■ Task prompt
Below are records to transcribe exactly, without their pictures.

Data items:
▬▬▬

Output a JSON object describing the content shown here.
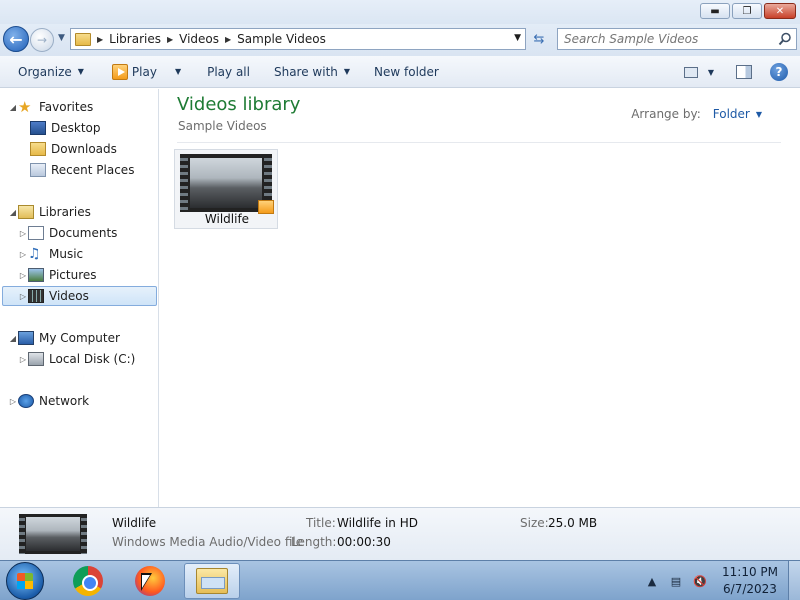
{
  "address": {
    "crumbs": [
      "Libraries",
      "Videos",
      "Sample Videos"
    ]
  },
  "search": {
    "placeholder": "Search Sample Videos"
  },
  "toolbar": {
    "organize": "Organize",
    "play": "Play",
    "play_all": "Play all",
    "share_with": "Share with",
    "new_folder": "New folder"
  },
  "nav": {
    "favorites": "Favorites",
    "desktop": "Desktop",
    "downloads": "Downloads",
    "recent_places": "Recent Places",
    "libraries": "Libraries",
    "documents": "Documents",
    "music": "Music",
    "pictures": "Pictures",
    "videos": "Videos",
    "my_computer": "My Computer",
    "local_disk": "Local Disk (C:)",
    "network": "Network"
  },
  "content": {
    "title": "Videos library",
    "subtitle": "Sample Videos",
    "arrange_label": "Arrange by:",
    "arrange_value": "Folder",
    "files": [
      {
        "name": "Wildlife"
      }
    ]
  },
  "details": {
    "name": "Wildlife",
    "type": "Windows Media Audio/Video file",
    "title_label": "Title:",
    "title_value": "Wildlife in HD",
    "length_label": "Length:",
    "length_value": "00:00:30",
    "size_label": "Size:",
    "size_value": "25.0 MB"
  },
  "taskbar": {
    "time": "11:10 PM",
    "date": "6/7/2023"
  },
  "colors": {
    "library_title": "#1e7b34",
    "selected_nav": "#cfe4f8",
    "taskbar": "#7ea3cc"
  }
}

▬▬▬

■ Final result
Output a JSON object describing the content shown here.
{
  "address": {
    "crumbs": [
      "Libraries",
      "Videos",
      "Sample Videos"
    ]
  },
  "search": {
    "placeholder": "Search Sample Videos"
  },
  "toolbar": {
    "organize": "Organize",
    "play": "Play",
    "play_all": "Play all",
    "share_with": "Share with",
    "new_folder": "New folder"
  },
  "nav": {
    "favorites": "Favorites",
    "desktop": "Desktop",
    "downloads": "Downloads",
    "recent_places": "Recent Places",
    "libraries": "Libraries",
    "documents": "Documents",
    "music": "Music",
    "pictures": "Pictures",
    "videos": "Videos",
    "my_computer": "My Computer",
    "local_disk": "Local Disk (C:)",
    "network": "Network"
  },
  "content": {
    "title": "Videos library",
    "subtitle": "Sample Videos",
    "arrange_label": "Arrange by:",
    "arrange_value": "Folder",
    "files": [
      {
        "name": "Wildlife"
      }
    ]
  },
  "details": {
    "name": "Wildlife",
    "type": "Windows Media Audio/Video file",
    "title_label": "Title:",
    "title_value": "Wildlife in HD",
    "length_label": "Length:",
    "length_value": "00:00:30",
    "size_label": "Size:",
    "size_value": "25.0 MB"
  },
  "taskbar": {
    "time": "11:10 PM",
    "date": "6/7/2023"
  },
  "colors": {
    "library_title": "#1e7b34",
    "selected_nav": "#cfe4f8",
    "taskbar": "#7ea3cc"
  }
}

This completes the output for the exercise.